* [Problem details]:
Reproduce all of the data that follows, character for character.

* [Given entries]:

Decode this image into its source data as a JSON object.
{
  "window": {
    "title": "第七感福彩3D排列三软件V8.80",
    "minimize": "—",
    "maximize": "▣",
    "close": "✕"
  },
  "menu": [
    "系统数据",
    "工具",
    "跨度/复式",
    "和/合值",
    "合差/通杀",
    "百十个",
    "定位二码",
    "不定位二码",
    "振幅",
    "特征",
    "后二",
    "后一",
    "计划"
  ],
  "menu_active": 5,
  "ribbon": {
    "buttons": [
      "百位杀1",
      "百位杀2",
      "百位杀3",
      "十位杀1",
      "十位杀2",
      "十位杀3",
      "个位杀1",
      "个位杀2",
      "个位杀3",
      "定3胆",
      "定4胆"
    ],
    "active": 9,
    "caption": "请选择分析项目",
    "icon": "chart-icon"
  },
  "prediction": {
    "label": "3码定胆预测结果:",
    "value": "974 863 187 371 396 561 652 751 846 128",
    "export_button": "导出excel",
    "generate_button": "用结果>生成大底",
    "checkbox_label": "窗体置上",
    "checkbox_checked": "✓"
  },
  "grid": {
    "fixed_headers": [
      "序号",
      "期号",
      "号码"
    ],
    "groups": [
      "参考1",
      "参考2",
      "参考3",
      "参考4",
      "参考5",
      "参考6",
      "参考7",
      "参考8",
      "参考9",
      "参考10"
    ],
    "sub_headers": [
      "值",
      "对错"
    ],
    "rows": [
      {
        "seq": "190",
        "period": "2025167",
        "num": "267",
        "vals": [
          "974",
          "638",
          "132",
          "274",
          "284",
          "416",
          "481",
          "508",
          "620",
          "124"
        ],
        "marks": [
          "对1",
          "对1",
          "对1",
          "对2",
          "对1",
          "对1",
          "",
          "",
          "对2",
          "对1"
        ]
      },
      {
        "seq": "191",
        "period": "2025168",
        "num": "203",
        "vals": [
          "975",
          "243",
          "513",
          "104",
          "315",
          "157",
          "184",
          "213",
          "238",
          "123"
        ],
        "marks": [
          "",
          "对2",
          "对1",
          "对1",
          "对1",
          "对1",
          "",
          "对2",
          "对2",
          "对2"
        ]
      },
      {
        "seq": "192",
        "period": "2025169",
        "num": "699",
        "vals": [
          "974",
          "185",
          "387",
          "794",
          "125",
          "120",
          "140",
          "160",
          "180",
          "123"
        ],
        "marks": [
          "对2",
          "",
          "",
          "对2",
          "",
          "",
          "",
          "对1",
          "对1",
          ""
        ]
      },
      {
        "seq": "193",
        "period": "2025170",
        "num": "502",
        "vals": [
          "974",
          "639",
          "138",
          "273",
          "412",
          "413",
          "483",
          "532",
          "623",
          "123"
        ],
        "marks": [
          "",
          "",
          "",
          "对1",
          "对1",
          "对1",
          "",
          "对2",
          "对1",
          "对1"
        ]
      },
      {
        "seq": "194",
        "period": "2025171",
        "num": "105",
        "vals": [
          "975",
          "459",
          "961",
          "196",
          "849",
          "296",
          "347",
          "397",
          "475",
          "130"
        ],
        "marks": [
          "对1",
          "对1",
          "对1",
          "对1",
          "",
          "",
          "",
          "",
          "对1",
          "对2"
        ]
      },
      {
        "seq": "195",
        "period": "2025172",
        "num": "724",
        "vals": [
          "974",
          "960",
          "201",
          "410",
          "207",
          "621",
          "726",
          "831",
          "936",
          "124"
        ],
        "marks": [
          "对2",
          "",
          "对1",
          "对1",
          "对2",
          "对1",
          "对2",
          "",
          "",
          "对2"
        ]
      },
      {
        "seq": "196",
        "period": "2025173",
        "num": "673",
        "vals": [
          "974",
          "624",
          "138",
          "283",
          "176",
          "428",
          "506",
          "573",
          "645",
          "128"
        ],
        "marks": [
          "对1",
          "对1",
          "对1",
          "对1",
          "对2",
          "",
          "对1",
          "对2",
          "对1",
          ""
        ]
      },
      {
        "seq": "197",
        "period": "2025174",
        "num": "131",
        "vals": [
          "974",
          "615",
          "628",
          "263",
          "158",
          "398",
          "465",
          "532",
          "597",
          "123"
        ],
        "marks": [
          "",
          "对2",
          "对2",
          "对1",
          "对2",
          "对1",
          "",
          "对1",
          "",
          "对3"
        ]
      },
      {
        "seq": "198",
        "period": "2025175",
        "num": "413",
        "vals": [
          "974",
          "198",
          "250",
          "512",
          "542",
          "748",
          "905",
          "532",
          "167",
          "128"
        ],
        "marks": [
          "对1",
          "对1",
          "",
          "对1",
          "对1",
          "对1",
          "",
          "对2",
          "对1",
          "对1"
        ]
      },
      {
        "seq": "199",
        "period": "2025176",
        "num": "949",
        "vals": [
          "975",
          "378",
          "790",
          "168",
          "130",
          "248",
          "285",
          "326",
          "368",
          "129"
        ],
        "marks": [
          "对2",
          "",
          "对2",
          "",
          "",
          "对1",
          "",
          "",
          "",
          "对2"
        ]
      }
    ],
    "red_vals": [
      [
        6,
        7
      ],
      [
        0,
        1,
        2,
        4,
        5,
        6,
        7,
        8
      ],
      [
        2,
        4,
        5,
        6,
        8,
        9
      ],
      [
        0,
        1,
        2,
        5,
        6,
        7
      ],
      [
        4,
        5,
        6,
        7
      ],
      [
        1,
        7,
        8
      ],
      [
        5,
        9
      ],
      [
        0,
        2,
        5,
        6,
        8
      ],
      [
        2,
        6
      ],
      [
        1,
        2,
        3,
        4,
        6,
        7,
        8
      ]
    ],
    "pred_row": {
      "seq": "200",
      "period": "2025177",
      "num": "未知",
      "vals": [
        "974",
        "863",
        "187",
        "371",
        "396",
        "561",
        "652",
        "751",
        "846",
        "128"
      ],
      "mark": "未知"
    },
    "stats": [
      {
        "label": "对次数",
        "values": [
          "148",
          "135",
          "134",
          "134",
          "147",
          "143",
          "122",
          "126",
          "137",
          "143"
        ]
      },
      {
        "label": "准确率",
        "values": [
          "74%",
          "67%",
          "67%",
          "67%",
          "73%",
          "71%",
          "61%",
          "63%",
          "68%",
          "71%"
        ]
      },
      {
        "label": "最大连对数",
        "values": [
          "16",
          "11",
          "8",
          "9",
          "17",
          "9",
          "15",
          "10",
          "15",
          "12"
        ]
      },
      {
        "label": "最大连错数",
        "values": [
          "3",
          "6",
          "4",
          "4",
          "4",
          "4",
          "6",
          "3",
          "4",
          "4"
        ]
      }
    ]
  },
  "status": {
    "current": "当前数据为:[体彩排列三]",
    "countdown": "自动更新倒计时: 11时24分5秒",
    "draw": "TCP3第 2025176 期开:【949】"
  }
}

* [Correct output]:
Decode this image into its source data as a JSON object.
{
  "window": {
    "title": "第七感福彩3D排列三软件V8.80",
    "minimize": "—",
    "maximize": "▣",
    "close": "✕"
  },
  "menu": [
    "系统数据",
    "工具",
    "跨度/复式",
    "和/合值",
    "合差/通杀",
    "百十个",
    "定位二码",
    "不定位二码",
    "振幅",
    "特征",
    "后二",
    "后一",
    "计划"
  ],
  "menu_active": 5,
  "ribbon": {
    "buttons": [
      "百位杀1",
      "百位杀2",
      "百位杀3",
      "十位杀1",
      "十位杀2",
      "十位杀3",
      "个位杀1",
      "个位杀2",
      "个位杀3",
      "定3胆",
      "定4胆"
    ],
    "active": 9,
    "caption": "请选择分析项目",
    "icon": "chart-icon"
  },
  "prediction": {
    "label": "3码定胆预测结果:",
    "value": "974 863 187 371 396 561 652 751 846 128",
    "export_button": "导出excel",
    "generate_button": "用结果>生成大底",
    "checkbox_label": "窗体置上",
    "checkbox_checked": "✓"
  },
  "grid": {
    "fixed_headers": [
      "序号",
      "期号",
      "号码"
    ],
    "groups": [
      "参考1",
      "参考2",
      "参考3",
      "参考4",
      "参考5",
      "参考6",
      "参考7",
      "参考8",
      "参考9",
      "参考10"
    ],
    "sub_headers": [
      "值",
      "对错"
    ],
    "rows": [
      {
        "seq": "190",
        "period": "2025167",
        "num": "267",
        "vals": [
          "974",
          "638",
          "132",
          "274",
          "284",
          "416",
          "481",
          "508",
          "620",
          "124"
        ],
        "marks": [
          "对1",
          "对1",
          "对1",
          "对2",
          "对1",
          "对1",
          "",
          "",
          "对2",
          "对1"
        ]
      },
      {
        "seq": "191",
        "period": "2025168",
        "num": "203",
        "vals": [
          "975",
          "243",
          "513",
          "104",
          "315",
          "157",
          "184",
          "213",
          "238",
          "123"
        ],
        "marks": [
          "",
          "对2",
          "对1",
          "对1",
          "对1",
          "对1",
          "",
          "对2",
          "对2",
          "对2"
        ]
      },
      {
        "seq": "192",
        "period": "2025169",
        "num": "699",
        "vals": [
          "974",
          "185",
          "387",
          "794",
          "125",
          "120",
          "140",
          "160",
          "180",
          "123"
        ],
        "marks": [
          "对2",
          "",
          "",
          "对2",
          "",
          "",
          "",
          "对1",
          "对1",
          ""
        ]
      },
      {
        "seq": "193",
        "period": "2025170",
        "num": "502",
        "vals": [
          "974",
          "639",
          "138",
          "273",
          "412",
          "413",
          "483",
          "532",
          "623",
          "123"
        ],
        "marks": [
          "",
          "",
          "",
          "对1",
          "对1",
          "对1",
          "",
          "对2",
          "对1",
          "对1"
        ]
      },
      {
        "seq": "194",
        "period": "2025171",
        "num": "105",
        "vals": [
          "975",
          "459",
          "961",
          "196",
          "849",
          "296",
          "347",
          "397",
          "475",
          "130"
        ],
        "marks": [
          "对1",
          "对1",
          "对1",
          "对1",
          "",
          "",
          "",
          "",
          "对1",
          "对2"
        ]
      },
      {
        "seq": "195",
        "period": "2025172",
        "num": "724",
        "vals": [
          "974",
          "960",
          "201",
          "410",
          "207",
          "621",
          "726",
          "831",
          "936",
          "124"
        ],
        "marks": [
          "对2",
          "",
          "对1",
          "对1",
          "对2",
          "对1",
          "对2",
          "",
          "",
          "对2"
        ]
      },
      {
        "seq": "196",
        "period": "2025173",
        "num": "673",
        "vals": [
          "974",
          "624",
          "138",
          "283",
          "176",
          "428",
          "506",
          "573",
          "645",
          "128"
        ],
        "marks": [
          "对1",
          "对1",
          "对1",
          "对1",
          "对2",
          "",
          "对1",
          "对2",
          "对1",
          ""
        ]
      },
      {
        "seq": "197",
        "period": "2025174",
        "num": "131",
        "vals": [
          "974",
          "615",
          "628",
          "263",
          "158",
          "398",
          "465",
          "532",
          "597",
          "123"
        ],
        "marks": [
          "",
          "对2",
          "对2",
          "对1",
          "对2",
          "对1",
          "",
          "对1",
          "",
          "对3"
        ]
      },
      {
        "seq": "198",
        "period": "2025175",
        "num": "413",
        "vals": [
          "974",
          "198",
          "250",
          "512",
          "542",
          "748",
          "905",
          "532",
          "167",
          "128"
        ],
        "marks": [
          "对1",
          "对1",
          "",
          "对1",
          "对1",
          "对1",
          "",
          "对2",
          "对1",
          "对1"
        ]
      },
      {
        "seq": "199",
        "period": "2025176",
        "num": "949",
        "vals": [
          "975",
          "378",
          "790",
          "168",
          "130",
          "248",
          "285",
          "326",
          "368",
          "129"
        ],
        "marks": [
          "对2",
          "",
          "对2",
          "",
          "",
          "对1",
          "",
          "",
          "",
          "对2"
        ]
      }
    ],
    "red_vals": [
      [
        6,
        7
      ],
      [
        0,
        1,
        2,
        4,
        5,
        6,
        7,
        8
      ],
      [
        2,
        4,
        5,
        6,
        8,
        9
      ],
      [
        0,
        1,
        2,
        5,
        6,
        7
      ],
      [
        4,
        5,
        6,
        7
      ],
      [
        1,
        7,
        8
      ],
      [
        5,
        9
      ],
      [
        0,
        2,
        5,
        6,
        8
      ],
      [
        2,
        6
      ],
      [
        1,
        2,
        3,
        4,
        6,
        7,
        8
      ]
    ],
    "pred_row": {
      "seq": "200",
      "period": "2025177",
      "num": "未知",
      "vals": [
        "974",
        "863",
        "187",
        "371",
        "396",
        "561",
        "652",
        "751",
        "846",
        "128"
      ],
      "mark": "未知"
    },
    "stats": [
      {
        "label": "对次数",
        "values": [
          "148",
          "135",
          "134",
          "134",
          "147",
          "143",
          "122",
          "126",
          "137",
          "143"
        ]
      },
      {
        "label": "准确率",
        "values": [
          "74%",
          "67%",
          "67%",
          "67%",
          "73%",
          "71%",
          "61%",
          "63%",
          "68%",
          "71%"
        ]
      },
      {
        "label": "最大连对数",
        "values": [
          "16",
          "11",
          "8",
          "9",
          "17",
          "9",
          "15",
          "10",
          "15",
          "12"
        ]
      },
      {
        "label": "最大连错数",
        "values": [
          "3",
          "6",
          "4",
          "4",
          "4",
          "4",
          "6",
          "3",
          "4",
          "4"
        ]
      }
    ]
  },
  "status": {
    "current": "当前数据为:[体彩排列三]",
    "countdown": "自动更新倒计时: 11时24分5秒",
    "draw": "TCP3第 2025176 期开:【949】"
  }
}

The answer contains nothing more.